##### Extracted entries #####

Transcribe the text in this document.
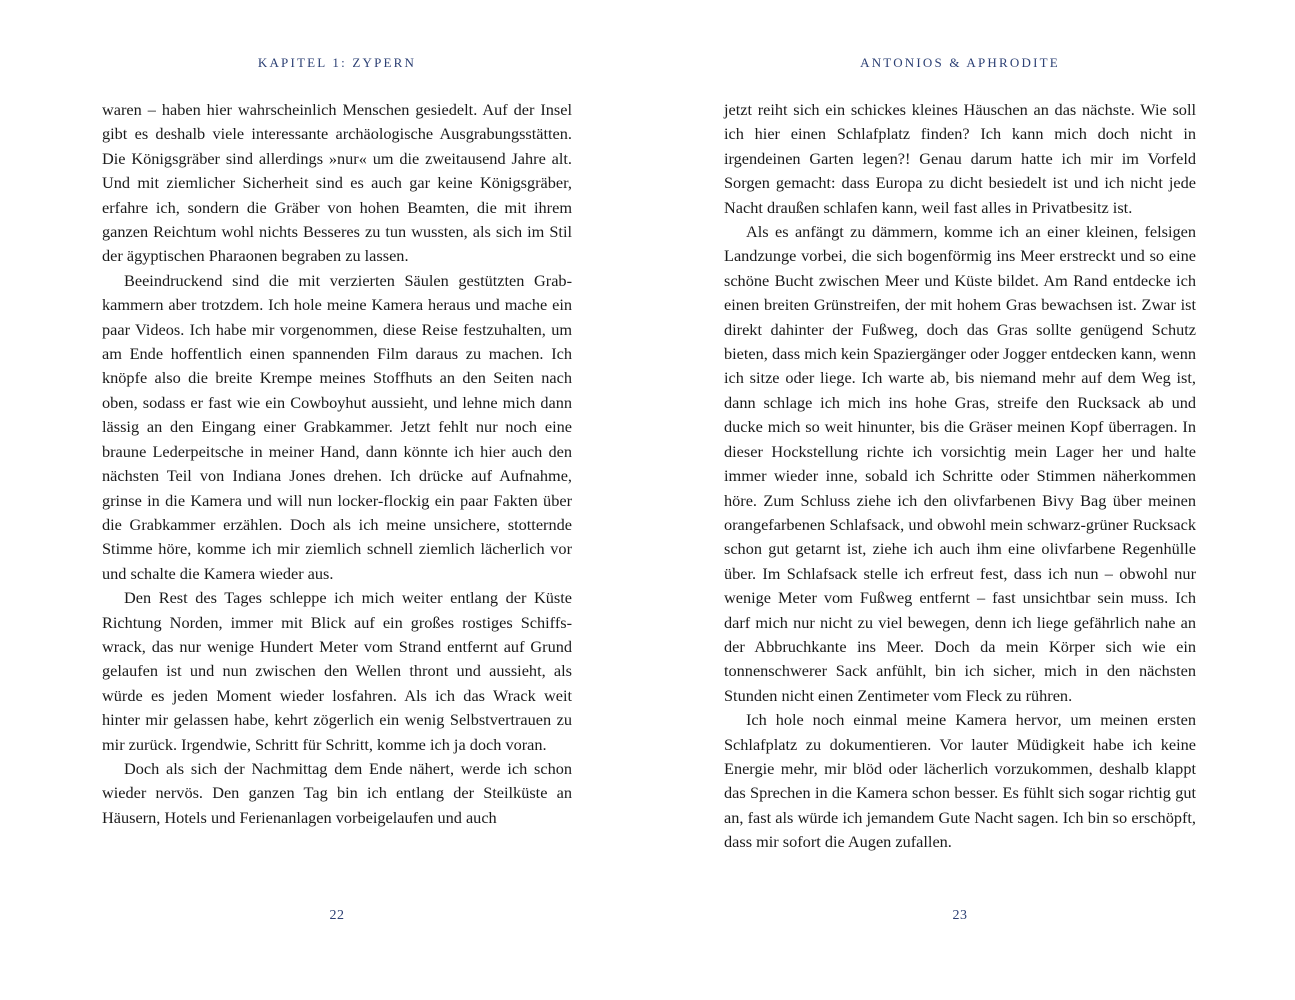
KAPITEL 1: ZYPERN

waren – haben hier wahrscheinlich Menschen gesiedelt. Auf der Insel gibt es deshalb viele interessante archäologische Ausgrabungsstätten. Die Königsgräber sind allerdings »nur« um die zweitausend Jahre alt. Und mit ziemlicher Sicherheit sind es auch gar keine Königsgräber, erfahre ich, sondern die Gräber von hohen Beamten, die mit ihrem ganzen Reichtum wohl nichts Besseres zu tun wussten, als sich im Stil der ägyptischen Pharaonen begraben zu lassen.

Beeindruckend sind die mit verzierten Säulen gestützten Grabkammern aber trotzdem. Ich hole meine Kamera heraus und mache ein paar Videos. Ich habe mir vorgenommen, diese Reise festzuhalten, um am Ende hoffentlich einen spannenden Film daraus zu machen. Ich knöpfe also die breite Krempe meines Stoffhuts an den Seiten nach oben, sodass er fast wie ein Cowboyhut aussieht, und lehne mich dann lässig an den Eingang einer Grabkammer. Jetzt fehlt nur noch eine braune Lederpeitsche in meiner Hand, dann könnte ich hier auch den nächsten Teil von Indiana Jones drehen. Ich drücke auf Aufnahme, grinse in die Kamera und will nun locker-flockig ein paar Fakten über die Grabkammer erzählen. Doch als ich meine unsichere, stotternde Stimme höre, komme ich mir ziemlich schnell ziemlich lächerlich vor und schalte die Kamera wieder aus.

Den Rest des Tages schleppe ich mich weiter entlang der Küste Richtung Norden, immer mit Blick auf ein großes rostiges Schiffswrack, das nur wenige Hundert Meter vom Strand entfernt auf Grund gelaufen ist und nun zwischen den Wellen thront und aussieht, als würde es jeden Moment wieder losfahren. Als ich das Wrack weit hinter mir gelassen habe, kehrt zögerlich ein wenig Selbstvertrauen zu mir zurück. Irgendwie, Schritt für Schritt, komme ich ja doch voran.

Doch als sich der Nachmittag dem Ende nähert, werde ich schon wieder nervös. Den ganzen Tag bin ich entlang der Steilküste an Häusern, Hotels und Ferienanlagen vorbeigelaufen und auch

22
ANTONIOS & APHRODITE

jetzt reiht sich ein schickes kleines Häuschen an das nächste. Wie soll ich hier einen Schlafplatz finden? Ich kann mich doch nicht in irgendeinen Garten legen?! Genau darum hatte ich mir im Vorfeld Sorgen gemacht: dass Europa zu dicht besiedelt ist und ich nicht jede Nacht draußen schlafen kann, weil fast alles in Privatbesitz ist.

Als es anfängt zu dämmern, komme ich an einer kleinen, felsigen Landzunge vorbei, die sich bogenförmig ins Meer erstreckt und so eine schöne Bucht zwischen Meer und Küste bildet. Am Rand entdecke ich einen breiten Grünstreifen, der mit hohem Gras bewachsen ist. Zwar ist direkt dahinter der Fußweg, doch das Gras sollte genügend Schutz bieten, dass mich kein Spaziergänger oder Jogger entdecken kann, wenn ich sitze oder liege. Ich warte ab, bis niemand mehr auf dem Weg ist, dann schlage ich mich ins hohe Gras, streife den Rucksack ab und ducke mich so weit hinunter, bis die Gräser meinen Kopf überragen. In dieser Hockstellung richte ich vorsichtig mein Lager her und halte immer wieder inne, sobald ich Schritte oder Stimmen näherkommen höre. Zum Schluss ziehe ich den olivfarbenen Bivy Bag über meinen orangefarbenen Schlafsack, und obwohl mein schwarz-grüner Rucksack schon gut getarnt ist, ziehe ich auch ihm eine olivfarbene Regenhülle über. Im Schlafsack stelle ich erfreut fest, dass ich nun – obwohl nur wenige Meter vom Fußweg entfernt – fast unsichtbar sein muss. Ich darf mich nur nicht zu viel bewegen, denn ich liege gefährlich nahe an der Abbruchkante ins Meer. Doch da mein Körper sich wie ein tonnenschwerer Sack anfühlt, bin ich sicher, mich in den nächsten Stunden nicht einen Zentimeter vom Fleck zu rühren.

Ich hole noch einmal meine Kamera hervor, um meinen ersten Schlafplatz zu dokumentieren. Vor lauter Müdigkeit habe ich keine Energie mehr, mir blöd oder lächerlich vorzukommen, deshalb klappt das Sprechen in die Kamera schon besser. Es fühlt sich sogar richtig gut an, fast als würde ich jemandem Gute Nacht sagen. Ich bin so erschöpft, dass mir sofort die Augen zufallen.

23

#####

_Action item_
The answer must consist of every line from the records above that holds "sind".

_Output for this exercise_
waren – haben hier wahrscheinlich Menschen gesiedelt. Auf der Insel gibt es deshalb viele interessante archäologische Ausgrabungsstätten. Die Königsgräber sind allerdings »nur« um die zweitausend Jahre alt. Und mit ziemlicher Sicherheit sind es auch gar keine Königsgräber, erfahre ich, sondern die Gräber von hohen Beamten, die mit ihrem ganzen Reichtum wohl nichts Besseres zu tun wussten, als sich im Stil der ägyptischen Pharaonen begraben zu lassen.
Beeindruckend sind die mit verzierten Säulen gestützten Grabkammern aber trotzdem. Ich hole meine Kamera heraus und mache ein paar Videos. Ich habe mir vorgenommen, diese Reise festzuhalten, um am Ende hoffentlich einen spannenden Film daraus zu machen. Ich knöpfe also die breite Krempe meines Stoffhuts an den Seiten nach oben, sodass er fast wie ein Cowboyhut aussieht, und lehne mich dann lässig an den Eingang einer Grabkammer. Jetzt fehlt nur noch eine braune Lederpeitsche in meiner Hand, dann könnte ich hier auch den nächsten Teil von Indiana Jones drehen. Ich drücke auf Aufnahme, grinse in die Kamera und will nun locker-flockig ein paar Fakten über die Grabkammer erzählen. Doch als ich meine unsichere, stotternde Stimme höre, komme ich mir ziemlich schnell ziemlich lächerlich vor und schalte die Kamera wieder aus.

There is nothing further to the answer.